■ THE RECORDS ■
────────────────

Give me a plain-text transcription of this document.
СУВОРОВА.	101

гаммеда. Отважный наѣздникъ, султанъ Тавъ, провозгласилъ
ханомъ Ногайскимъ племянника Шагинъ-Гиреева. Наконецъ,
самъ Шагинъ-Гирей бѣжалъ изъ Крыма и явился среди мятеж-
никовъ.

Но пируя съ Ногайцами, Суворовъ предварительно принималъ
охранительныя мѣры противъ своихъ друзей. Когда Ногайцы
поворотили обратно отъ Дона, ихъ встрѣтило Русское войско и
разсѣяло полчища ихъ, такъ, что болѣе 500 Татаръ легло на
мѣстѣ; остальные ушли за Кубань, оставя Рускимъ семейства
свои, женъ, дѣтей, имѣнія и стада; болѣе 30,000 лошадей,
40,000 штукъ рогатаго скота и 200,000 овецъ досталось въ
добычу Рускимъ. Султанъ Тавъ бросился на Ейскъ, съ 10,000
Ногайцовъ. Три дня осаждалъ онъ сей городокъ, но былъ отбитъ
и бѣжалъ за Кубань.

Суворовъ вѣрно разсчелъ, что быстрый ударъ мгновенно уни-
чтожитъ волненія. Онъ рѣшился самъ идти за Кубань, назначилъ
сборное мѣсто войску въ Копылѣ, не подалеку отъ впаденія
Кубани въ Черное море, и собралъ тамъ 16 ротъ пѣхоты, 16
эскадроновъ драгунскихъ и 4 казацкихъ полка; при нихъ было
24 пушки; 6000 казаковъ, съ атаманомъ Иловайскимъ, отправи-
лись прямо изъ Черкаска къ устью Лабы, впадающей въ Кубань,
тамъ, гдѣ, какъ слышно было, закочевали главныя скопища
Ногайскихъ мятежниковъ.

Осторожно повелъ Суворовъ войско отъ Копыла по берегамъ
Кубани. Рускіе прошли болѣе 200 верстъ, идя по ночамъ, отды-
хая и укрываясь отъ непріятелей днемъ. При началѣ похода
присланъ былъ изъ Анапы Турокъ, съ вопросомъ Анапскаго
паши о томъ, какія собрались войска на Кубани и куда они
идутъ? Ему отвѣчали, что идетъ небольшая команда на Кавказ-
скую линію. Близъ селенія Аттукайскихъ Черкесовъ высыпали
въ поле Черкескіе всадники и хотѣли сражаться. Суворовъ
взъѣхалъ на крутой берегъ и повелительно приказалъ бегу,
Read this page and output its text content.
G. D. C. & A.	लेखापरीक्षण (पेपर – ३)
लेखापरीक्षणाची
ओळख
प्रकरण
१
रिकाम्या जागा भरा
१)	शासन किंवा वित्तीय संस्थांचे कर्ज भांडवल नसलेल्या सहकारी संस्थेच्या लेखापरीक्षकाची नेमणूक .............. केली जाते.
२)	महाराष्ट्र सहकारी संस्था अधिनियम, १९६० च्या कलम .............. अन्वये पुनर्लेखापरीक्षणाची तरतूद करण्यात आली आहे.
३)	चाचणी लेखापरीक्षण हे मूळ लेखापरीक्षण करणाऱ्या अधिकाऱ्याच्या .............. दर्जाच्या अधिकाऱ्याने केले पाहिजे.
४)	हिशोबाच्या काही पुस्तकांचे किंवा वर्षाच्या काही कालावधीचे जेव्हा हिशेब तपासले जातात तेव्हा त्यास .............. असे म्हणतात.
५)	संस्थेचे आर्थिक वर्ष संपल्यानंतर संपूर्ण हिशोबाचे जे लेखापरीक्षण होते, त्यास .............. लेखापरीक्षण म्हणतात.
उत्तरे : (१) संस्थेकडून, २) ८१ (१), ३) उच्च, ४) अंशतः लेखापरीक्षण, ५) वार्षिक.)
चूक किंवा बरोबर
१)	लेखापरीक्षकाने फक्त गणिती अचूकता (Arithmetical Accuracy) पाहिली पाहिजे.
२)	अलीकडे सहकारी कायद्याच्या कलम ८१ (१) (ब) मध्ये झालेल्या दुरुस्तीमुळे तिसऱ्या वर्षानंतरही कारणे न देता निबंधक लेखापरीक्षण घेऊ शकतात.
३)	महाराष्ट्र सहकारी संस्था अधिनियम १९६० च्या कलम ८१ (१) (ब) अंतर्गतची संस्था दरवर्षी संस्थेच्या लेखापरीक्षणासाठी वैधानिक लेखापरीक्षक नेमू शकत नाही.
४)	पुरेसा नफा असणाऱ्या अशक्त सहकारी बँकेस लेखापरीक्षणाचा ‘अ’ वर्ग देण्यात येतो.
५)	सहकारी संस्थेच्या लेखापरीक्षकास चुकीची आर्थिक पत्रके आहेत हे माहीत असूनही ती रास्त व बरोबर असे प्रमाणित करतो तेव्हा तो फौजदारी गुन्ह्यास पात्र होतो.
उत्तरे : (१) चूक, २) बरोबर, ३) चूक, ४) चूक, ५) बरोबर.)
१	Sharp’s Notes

────────────────

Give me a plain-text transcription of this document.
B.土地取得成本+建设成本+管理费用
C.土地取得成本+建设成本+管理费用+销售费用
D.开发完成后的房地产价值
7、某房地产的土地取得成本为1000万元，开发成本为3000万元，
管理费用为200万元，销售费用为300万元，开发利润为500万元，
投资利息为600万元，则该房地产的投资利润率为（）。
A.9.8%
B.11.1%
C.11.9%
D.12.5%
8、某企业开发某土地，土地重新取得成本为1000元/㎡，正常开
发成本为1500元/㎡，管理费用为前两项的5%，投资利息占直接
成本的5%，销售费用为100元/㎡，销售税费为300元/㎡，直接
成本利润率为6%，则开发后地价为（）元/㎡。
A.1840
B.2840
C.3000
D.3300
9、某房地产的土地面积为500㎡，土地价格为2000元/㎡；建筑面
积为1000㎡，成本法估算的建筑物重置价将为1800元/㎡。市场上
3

────────────────

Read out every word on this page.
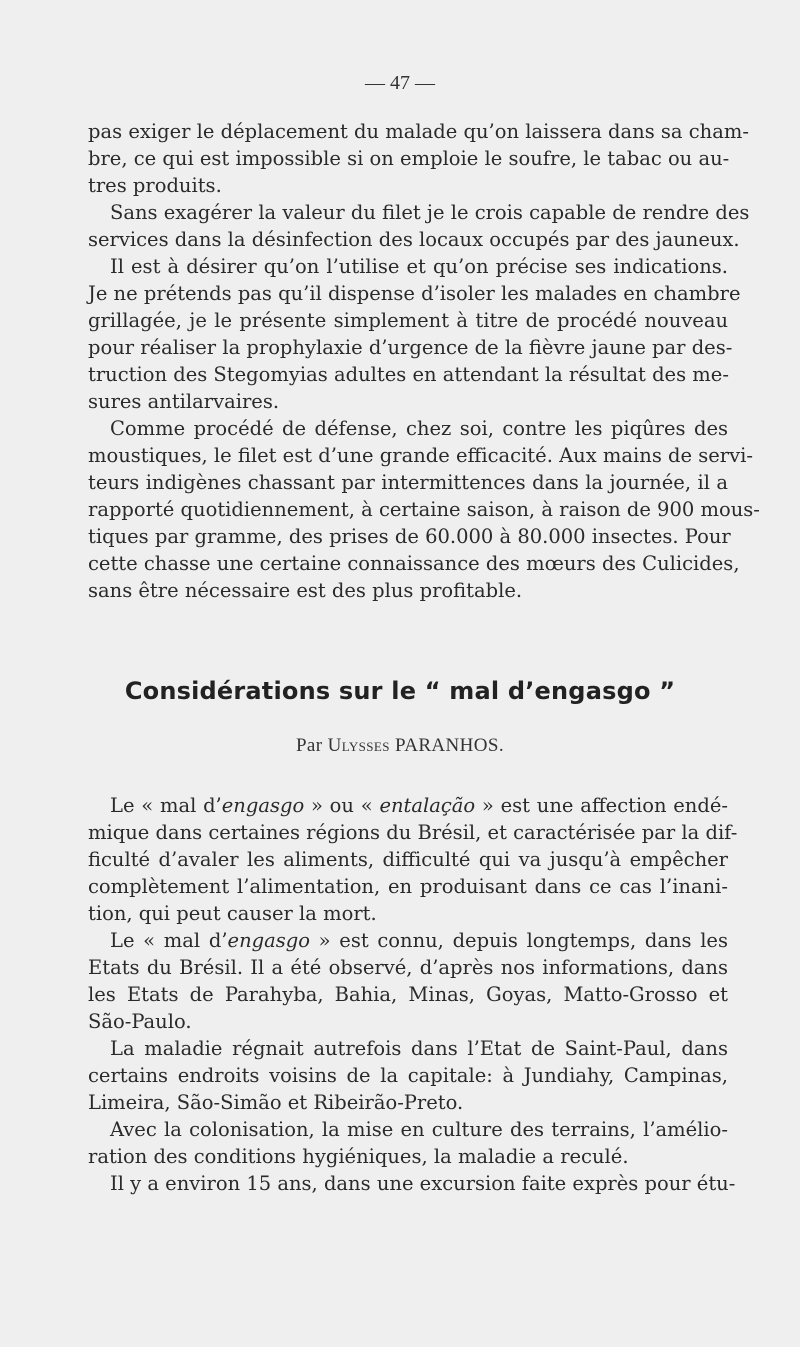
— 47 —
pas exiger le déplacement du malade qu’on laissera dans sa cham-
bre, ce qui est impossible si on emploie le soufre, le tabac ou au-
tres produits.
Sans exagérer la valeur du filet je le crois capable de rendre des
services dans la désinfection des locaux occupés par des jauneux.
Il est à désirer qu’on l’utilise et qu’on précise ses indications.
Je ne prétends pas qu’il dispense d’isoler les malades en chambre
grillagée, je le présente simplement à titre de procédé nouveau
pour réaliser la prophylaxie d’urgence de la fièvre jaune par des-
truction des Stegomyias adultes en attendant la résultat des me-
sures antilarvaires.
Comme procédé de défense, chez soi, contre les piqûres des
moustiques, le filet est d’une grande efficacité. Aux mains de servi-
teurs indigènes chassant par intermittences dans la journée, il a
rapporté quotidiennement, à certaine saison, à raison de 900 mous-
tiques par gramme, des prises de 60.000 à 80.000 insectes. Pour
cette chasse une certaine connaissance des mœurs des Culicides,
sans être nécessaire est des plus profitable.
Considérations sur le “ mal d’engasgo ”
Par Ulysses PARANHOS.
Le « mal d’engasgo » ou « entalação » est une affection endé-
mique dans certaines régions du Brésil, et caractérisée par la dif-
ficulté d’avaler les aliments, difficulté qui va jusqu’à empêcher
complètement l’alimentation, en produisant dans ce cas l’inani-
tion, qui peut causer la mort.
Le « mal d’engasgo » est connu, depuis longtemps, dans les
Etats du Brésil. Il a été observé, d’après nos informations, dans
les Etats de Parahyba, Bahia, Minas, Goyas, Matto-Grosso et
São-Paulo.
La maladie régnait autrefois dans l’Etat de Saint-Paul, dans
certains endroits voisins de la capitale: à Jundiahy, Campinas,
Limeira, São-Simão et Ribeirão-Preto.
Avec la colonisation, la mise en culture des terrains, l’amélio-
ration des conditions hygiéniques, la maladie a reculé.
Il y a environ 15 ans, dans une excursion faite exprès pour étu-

────────────────

■ INSTRUCTIONS TO FOLLOW ■
From the listing above, return each line with the word "было".

■ SOLUTION FOR THIS EXERCISE ■
эскадроновъ драгунскихъ и 4 казацкихъ полка; при нихъ было
тамъ, гдѣ, какъ слышно было, закочевали главныя скопища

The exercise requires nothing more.